* Start *

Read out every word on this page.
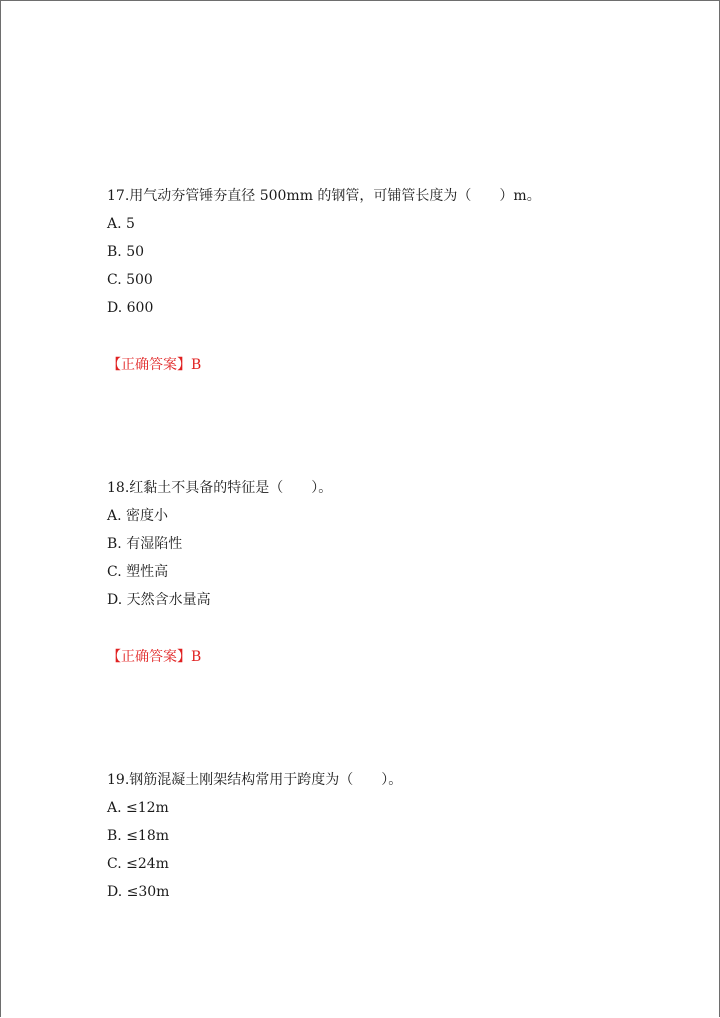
17.用气动夯管锤夯直径 500mm 的钢管，可铺管长度为（　　）m。
A. 5
B. 50
C. 500
D. 600
【正确答案】B
18.红黏土不具备的特征是（　　）。
A. 密度小
B. 有湿陷性
C. 塑性高
D. 天然含水量高
【正确答案】B
19.钢筋混凝土刚架结构常用于跨度为（　　）。
A. ≤12m
B. ≤18m
C. ≤24m
D. ≤30m
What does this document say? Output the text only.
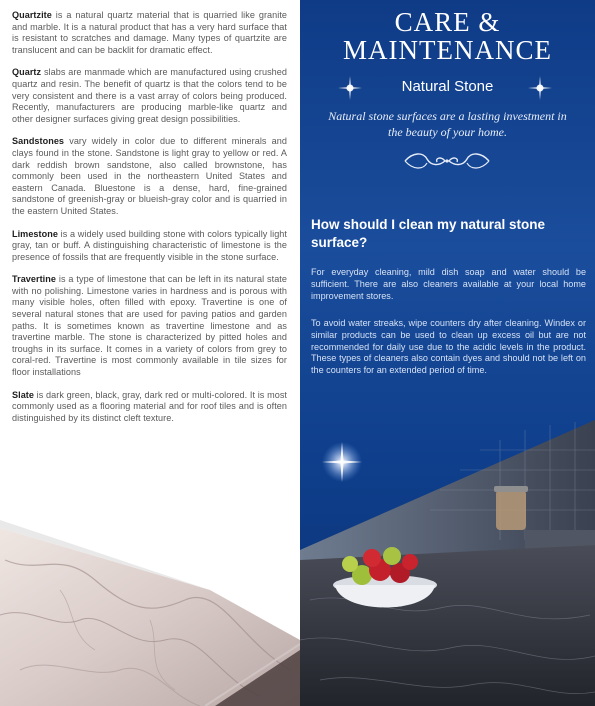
Quartzite is a natural quartz material that is quarried like granite and marble. It is a natural product that has a very hard surface that is resistant to scratches and damage. Many types of quartzite are translucent and can be backlit for dramatic effect.

Quartz slabs are manmade which are manufactured using crushed quartz and resin. The benefit of quartz is that the colors tend to be very consistent and there is a vast array of colors being produced. Recently, manufacturers are producing marble-like quartz and other designer surfaces giving great design possibilities.

Sandstones vary widely in color due to different minerals and clays found in the stone. Sandstone is light gray to yellow or red. A dark reddish brown sandstone, also called brownstone, has commonly been used in the northeastern United States and eastern Canada. Bluestone is a dense, hard, fine-grained sandstone of greenish-gray or blueish-gray color and is quarried in the eastern United States.

Limestone is a widely used building stone with colors typically light gray, tan or buff. A distinguishing characteristic of limestone is the presence of fossils that are frequently visible in the stone surface.

Travertine is a type of limestone that can be left in its natural state with no polishing. Limestone varies in hardness and is porous with many visible holes, often filled with epoxy. Travertine is one of several natural stones that are used for paving patios and garden paths. It is sometimes known as travertine limestone and as travertine marble. The stone is characterized by pitted holes and troughs in its surface. It comes in a variety of colors from grey to coral-red. Travertine is most commonly available in tile sizes for floor installations

Slate is dark green, black, gray, dark red or multi-colored. It is most commonly used as a flooring material and for roof tiles and is often distinguished by its distinct cleft texture.

CARE &
MAINTENANCE
Natural Stone
Natural stone surfaces are a lasting investment in the beauty of your home.
How should I clean my natural stone surface?

For everyday cleaning, mild dish soap and water should be sufficient. There are also cleaners available at your local home improvement stores.

To avoid water streaks, wipe counters dry after cleaning. Windex or similar products can be used to clean up excess oil but are not recommended for daily use due to the acidic levels in the product. These types of cleaners also contain dyes and should not be left on the counters for an extended period of time.
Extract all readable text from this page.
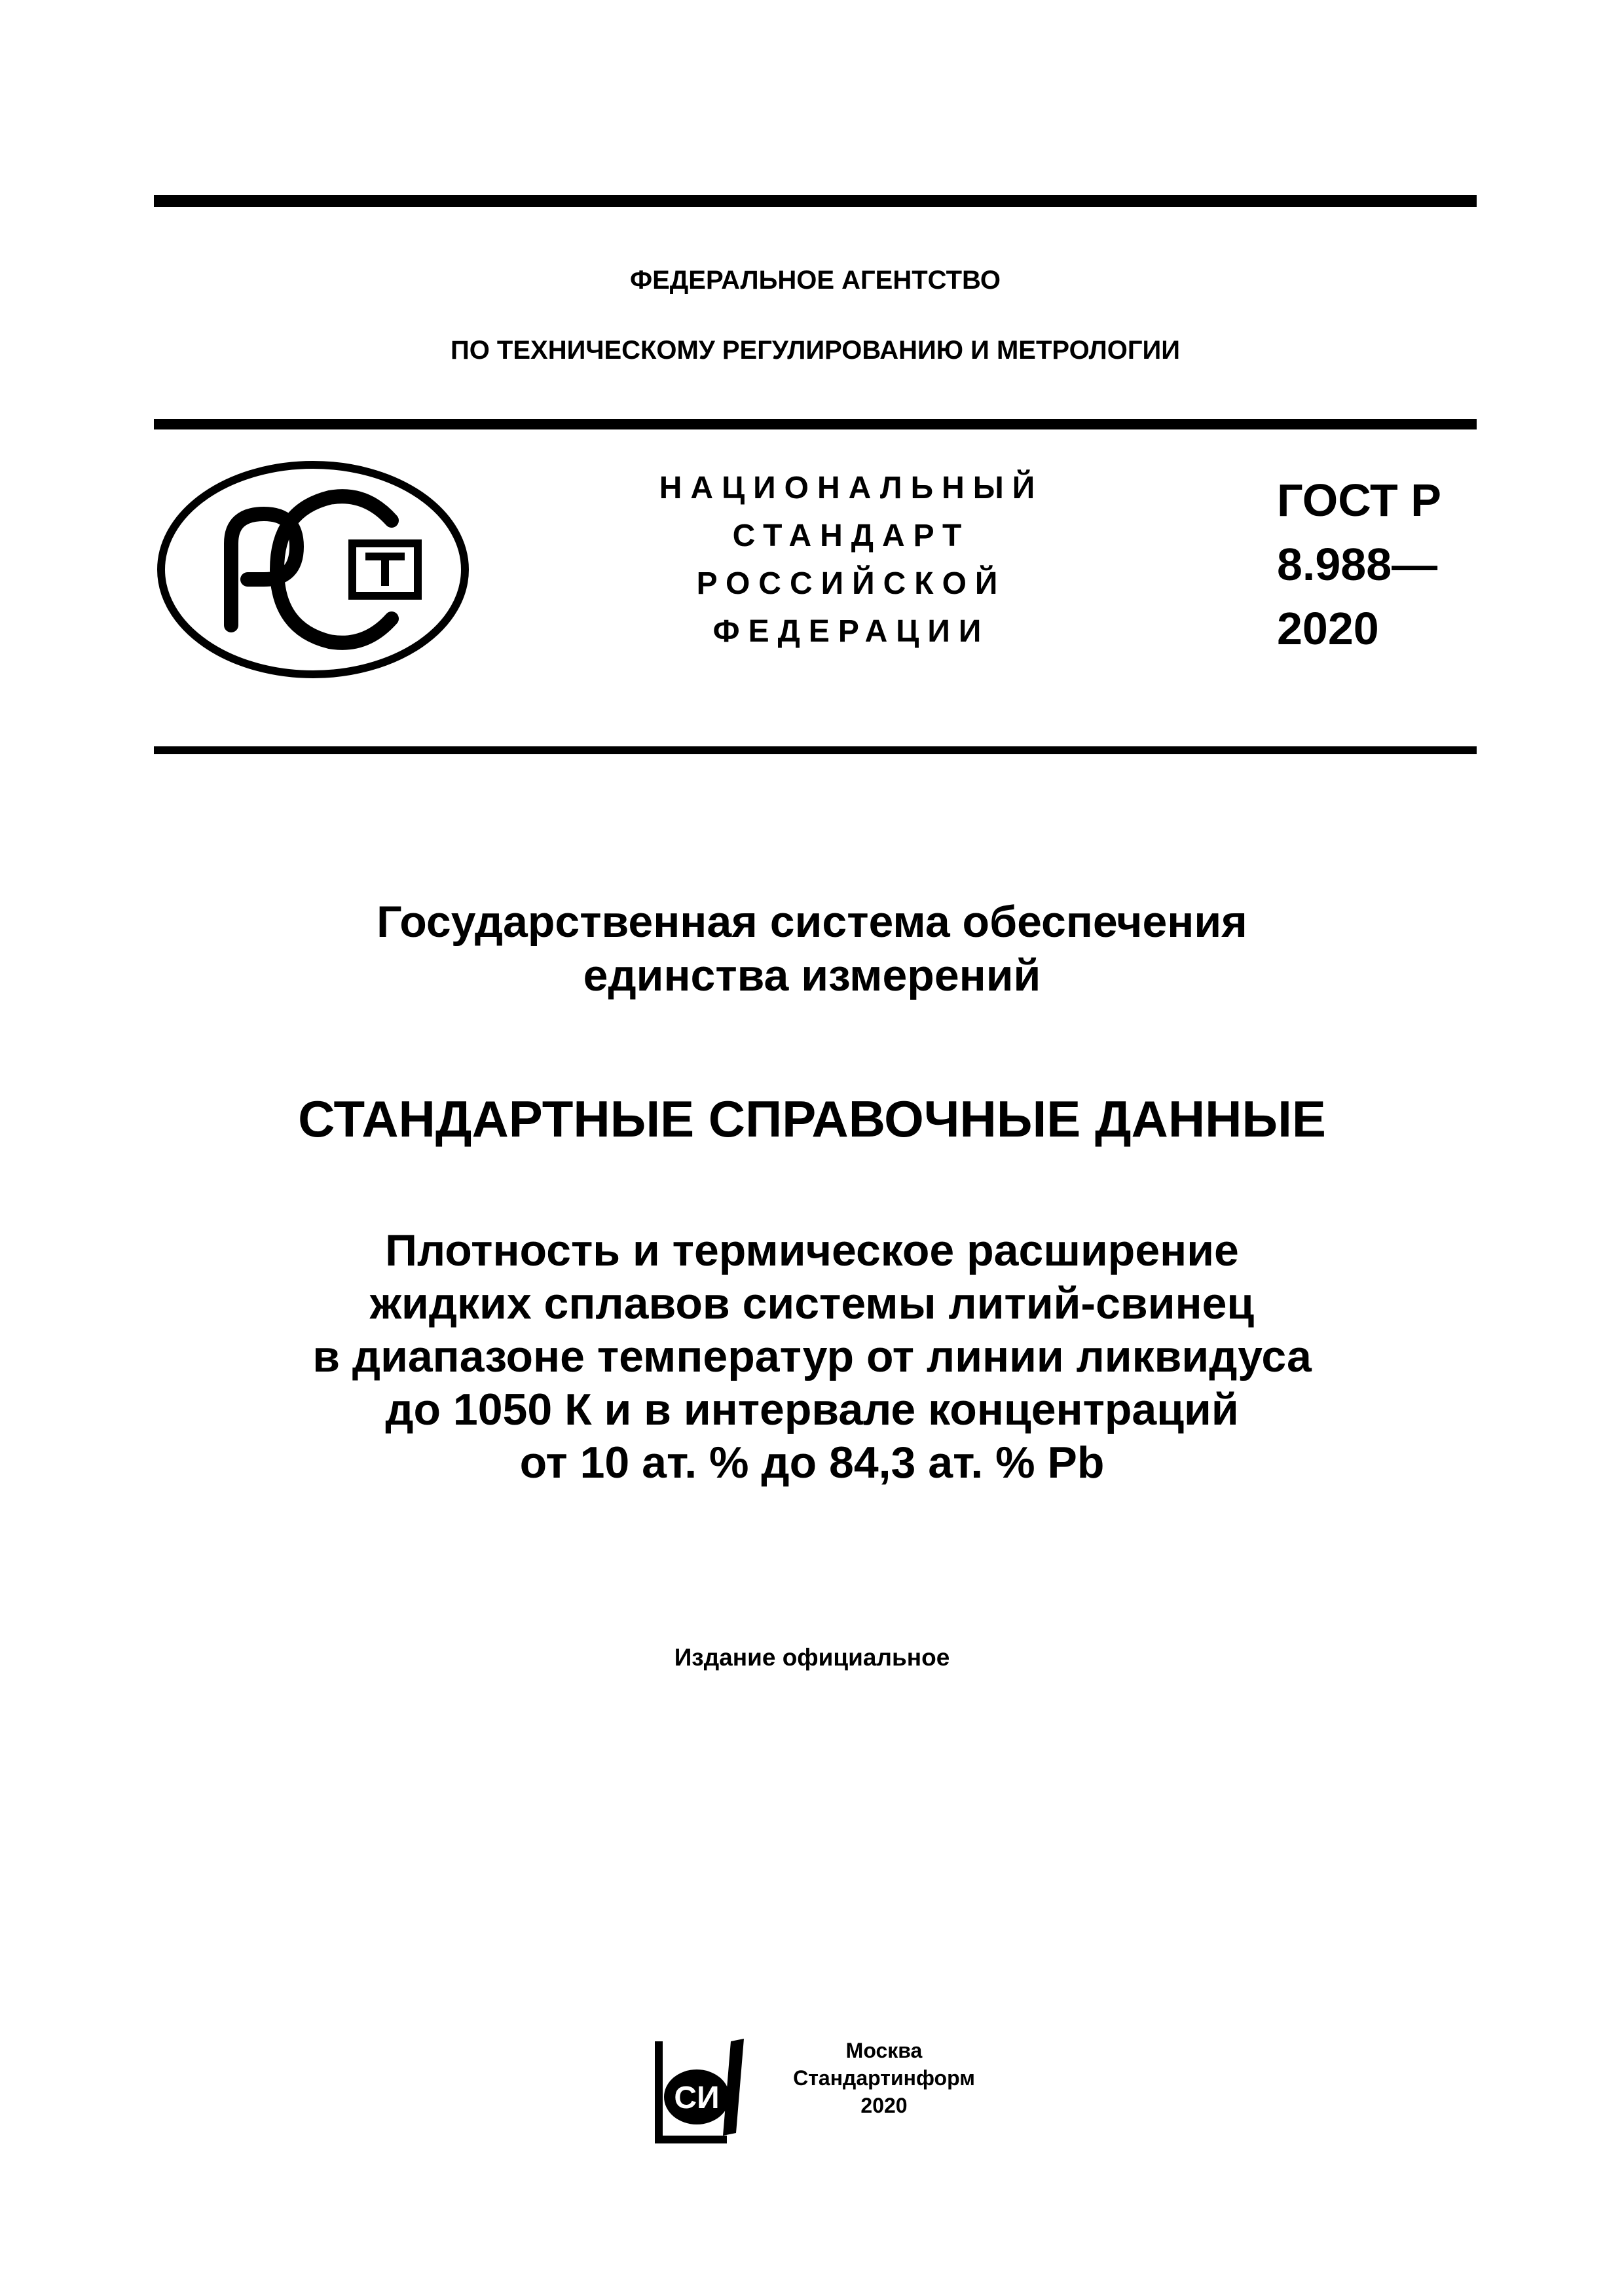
ФЕДЕРАЛЬНОЕ АГЕНТСТВО
ПО ТЕХНИЧЕСКОМУ РЕГУЛИРОВАНИЮ И МЕТРОЛОГИИ
НАЦИОНАЛЬНЫЙ
СТАНДАРТ
РОССИЙСКОЙ
ФЕДЕРАЦИИ
ГОСТ Р
8.988—
2020
Государственная система обеспечения
единства измерений
СТАНДАРТНЫЕ СПРАВОЧНЫЕ ДАННЫЕ
Плотность и термическое расширение
жидких сплавов системы литий-свинец
в диапазоне температур от линии ликвидуса
до 1050 К и в интервале концентраций
от 10 ат. % до 84,3 ат. % Pb
Издание официальное
СИ
Москва
Стандартинформ
2020
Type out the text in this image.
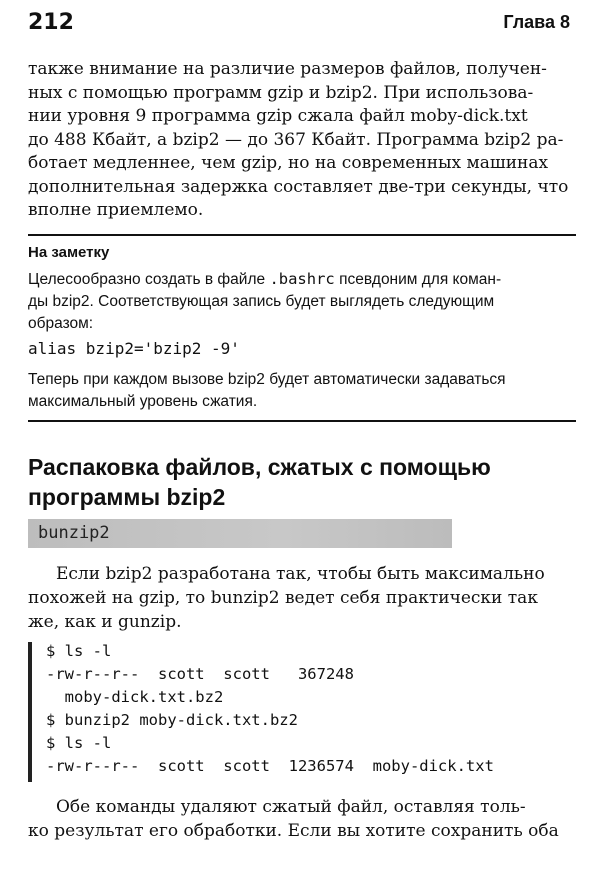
212	Глава 8

также внимание на различие размеров файлов, получен-

ных с помощью программ gzip и bzip2. При использова-

нии уровня 9 программа gzip сжала файл moby-dick.txt

до 488 Кбайт, а bzip2 — до 367 Кбайт. Программа bzip2 ра-

ботает медленнее, чем gzip, но на современных машинах

дополнительная задержка составляет две-три секунды, что

вполне приемлемо.

На заметку

Целесообразно создать в файле .bashrc псевдоним для коман-

ды bzip2. Соответствующая запись будет выглядеть следующим

образом:

alias bzip2='bzip2 -9'

Теперь при каждом вызове bzip2 будет автоматически задаваться

максимальный уровень сжатия.

Распаковка файлов, сжатых с помощью
программы bzip2
bunzip2

Если bzip2 разработана так, чтобы быть максимально

похожей на gzip, то bunzip2 ведет себя практически так

же, как и gunzip.

$ ls -l
-rw-r--r--  scott  scott   367248
moby-dick.txt.bz2
$ bunzip2 moby-dick.txt.bz2
$ ls -l
-rw-r--r--  scott  scott  1236574  moby-dick.txt

Обе команды удаляют сжатый файл, оставляя толь-

ко результат его обработки. Если вы хотите сохранить оба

* End *

Check each line of the data above for the string "Если" and report only how many lines have it.

**THE SOLUTION**
2